[Begin PROVIDED DATA]
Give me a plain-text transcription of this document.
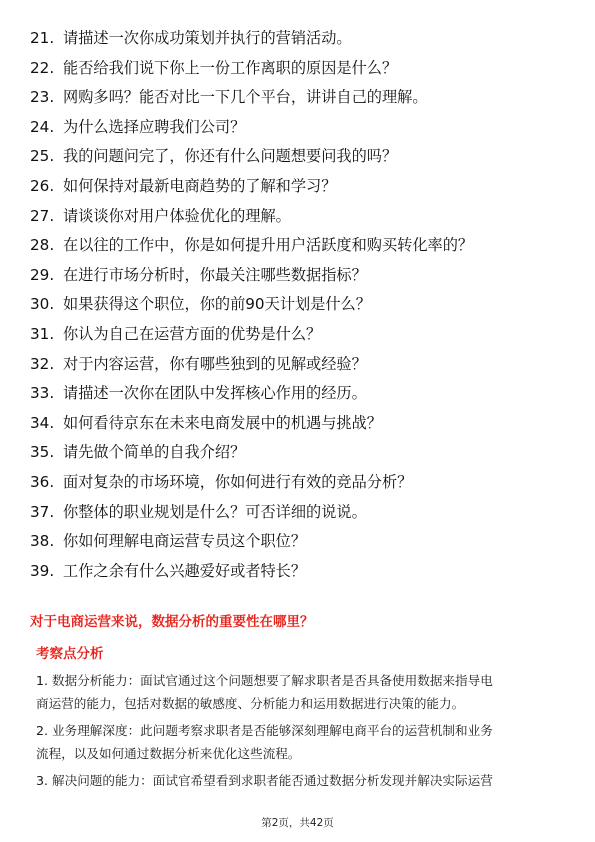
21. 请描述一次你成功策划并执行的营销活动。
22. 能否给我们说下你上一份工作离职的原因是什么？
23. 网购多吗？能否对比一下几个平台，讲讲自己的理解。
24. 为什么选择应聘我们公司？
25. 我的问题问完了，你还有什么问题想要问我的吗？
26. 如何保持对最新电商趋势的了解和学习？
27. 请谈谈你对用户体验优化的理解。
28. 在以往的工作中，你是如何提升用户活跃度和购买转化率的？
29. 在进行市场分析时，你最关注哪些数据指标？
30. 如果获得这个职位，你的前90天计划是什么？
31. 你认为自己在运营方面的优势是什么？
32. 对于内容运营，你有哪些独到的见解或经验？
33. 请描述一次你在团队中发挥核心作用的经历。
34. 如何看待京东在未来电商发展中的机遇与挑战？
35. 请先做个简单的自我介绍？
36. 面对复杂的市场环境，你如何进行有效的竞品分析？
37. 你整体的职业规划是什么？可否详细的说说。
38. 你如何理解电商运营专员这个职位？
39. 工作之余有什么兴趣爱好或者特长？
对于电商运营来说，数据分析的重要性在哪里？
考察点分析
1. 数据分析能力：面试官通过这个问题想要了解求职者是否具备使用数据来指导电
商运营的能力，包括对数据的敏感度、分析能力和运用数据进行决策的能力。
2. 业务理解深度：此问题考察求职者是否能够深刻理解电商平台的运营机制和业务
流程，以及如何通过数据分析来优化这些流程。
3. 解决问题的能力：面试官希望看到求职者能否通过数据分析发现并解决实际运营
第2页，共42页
[End PROVIDED DATA]
[Begin PROVIDED DATA]
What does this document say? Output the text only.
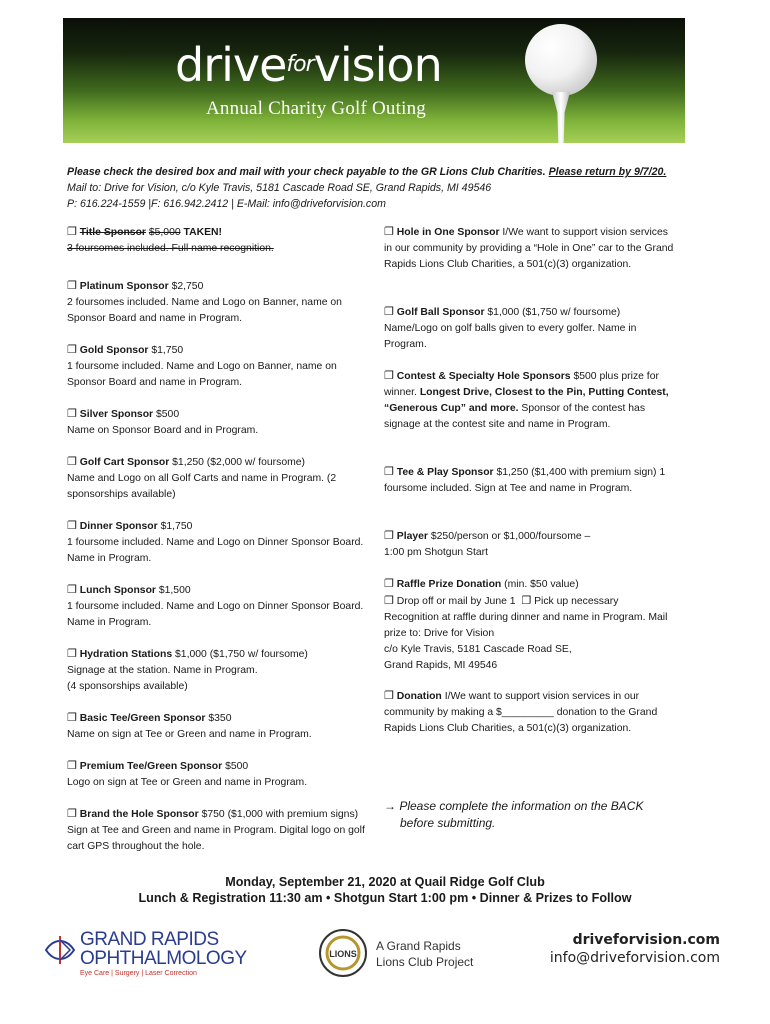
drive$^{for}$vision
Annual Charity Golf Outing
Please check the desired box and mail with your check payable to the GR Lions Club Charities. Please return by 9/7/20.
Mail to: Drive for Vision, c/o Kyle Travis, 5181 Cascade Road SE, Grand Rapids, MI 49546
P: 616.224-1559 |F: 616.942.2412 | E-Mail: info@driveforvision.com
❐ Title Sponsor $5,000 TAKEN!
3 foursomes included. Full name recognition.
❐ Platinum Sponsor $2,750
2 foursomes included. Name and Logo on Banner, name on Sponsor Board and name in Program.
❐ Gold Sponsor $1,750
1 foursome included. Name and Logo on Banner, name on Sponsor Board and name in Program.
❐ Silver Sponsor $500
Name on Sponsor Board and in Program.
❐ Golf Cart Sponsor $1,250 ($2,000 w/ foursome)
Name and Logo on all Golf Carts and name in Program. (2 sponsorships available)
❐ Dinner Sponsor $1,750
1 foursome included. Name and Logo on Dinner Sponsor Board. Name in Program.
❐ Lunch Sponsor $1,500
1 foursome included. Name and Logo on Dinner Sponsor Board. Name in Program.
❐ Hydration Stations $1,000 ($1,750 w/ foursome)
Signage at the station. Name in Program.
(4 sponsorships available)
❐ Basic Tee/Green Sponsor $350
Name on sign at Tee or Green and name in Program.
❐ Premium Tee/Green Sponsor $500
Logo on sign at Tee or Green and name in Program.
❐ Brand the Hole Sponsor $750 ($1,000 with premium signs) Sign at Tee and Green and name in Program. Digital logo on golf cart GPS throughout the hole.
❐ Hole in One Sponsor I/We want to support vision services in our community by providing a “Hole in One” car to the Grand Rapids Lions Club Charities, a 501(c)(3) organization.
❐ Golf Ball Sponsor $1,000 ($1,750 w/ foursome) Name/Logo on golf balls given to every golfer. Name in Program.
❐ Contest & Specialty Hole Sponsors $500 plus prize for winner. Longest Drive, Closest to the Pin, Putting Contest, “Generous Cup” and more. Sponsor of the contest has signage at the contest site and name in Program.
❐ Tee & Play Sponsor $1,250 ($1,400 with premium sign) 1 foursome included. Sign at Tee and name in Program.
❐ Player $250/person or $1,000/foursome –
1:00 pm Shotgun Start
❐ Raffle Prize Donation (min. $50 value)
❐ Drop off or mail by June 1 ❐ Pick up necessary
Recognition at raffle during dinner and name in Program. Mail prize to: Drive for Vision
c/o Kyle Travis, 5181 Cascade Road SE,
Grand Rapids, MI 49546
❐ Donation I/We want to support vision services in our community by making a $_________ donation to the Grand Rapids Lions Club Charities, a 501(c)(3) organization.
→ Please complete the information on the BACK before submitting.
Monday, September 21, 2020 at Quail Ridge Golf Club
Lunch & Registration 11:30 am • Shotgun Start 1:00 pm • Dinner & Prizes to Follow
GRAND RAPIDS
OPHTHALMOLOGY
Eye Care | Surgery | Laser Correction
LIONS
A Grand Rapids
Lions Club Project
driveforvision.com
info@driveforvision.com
[End PROVIDED DATA]
[Begin PROVIDED DATA]
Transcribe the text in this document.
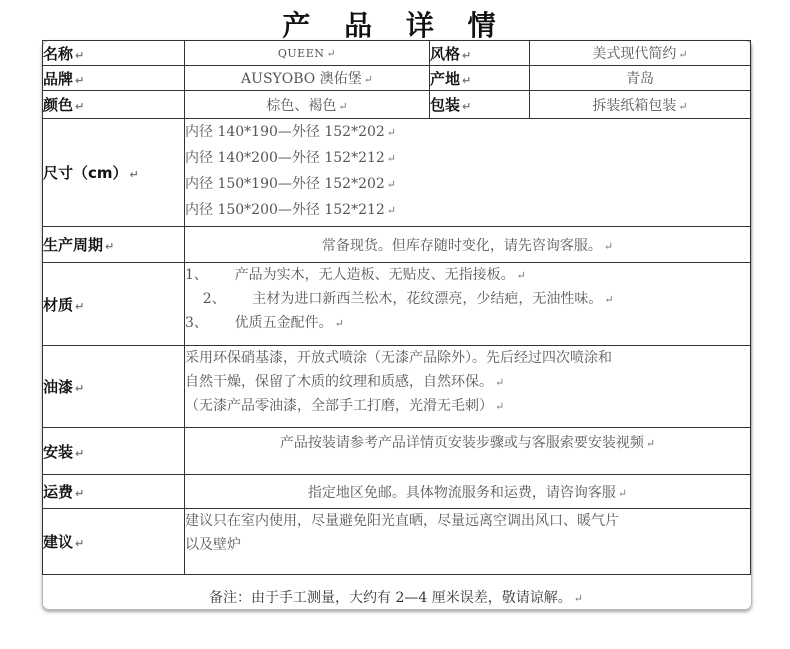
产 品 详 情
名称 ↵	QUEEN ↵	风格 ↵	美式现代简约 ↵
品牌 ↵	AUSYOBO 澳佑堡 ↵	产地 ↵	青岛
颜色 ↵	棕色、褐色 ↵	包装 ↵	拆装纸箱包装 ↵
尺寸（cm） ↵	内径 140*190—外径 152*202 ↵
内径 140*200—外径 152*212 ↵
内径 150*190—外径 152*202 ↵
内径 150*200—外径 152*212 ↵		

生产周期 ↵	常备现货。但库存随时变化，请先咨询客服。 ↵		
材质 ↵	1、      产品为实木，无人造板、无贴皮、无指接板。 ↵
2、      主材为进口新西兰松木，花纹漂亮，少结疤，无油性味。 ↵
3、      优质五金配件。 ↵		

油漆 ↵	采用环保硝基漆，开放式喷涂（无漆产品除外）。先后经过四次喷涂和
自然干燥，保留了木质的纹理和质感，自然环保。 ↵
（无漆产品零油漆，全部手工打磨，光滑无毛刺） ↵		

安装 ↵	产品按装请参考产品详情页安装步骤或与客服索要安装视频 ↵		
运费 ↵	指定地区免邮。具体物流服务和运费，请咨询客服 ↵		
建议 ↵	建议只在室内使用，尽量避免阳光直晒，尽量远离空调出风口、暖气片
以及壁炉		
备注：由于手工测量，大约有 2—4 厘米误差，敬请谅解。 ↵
[End PROVIDED DATA]
State the number of lines in the records that include "Travis", and write nothing else.

* ANSWER TO THIS TASK *
2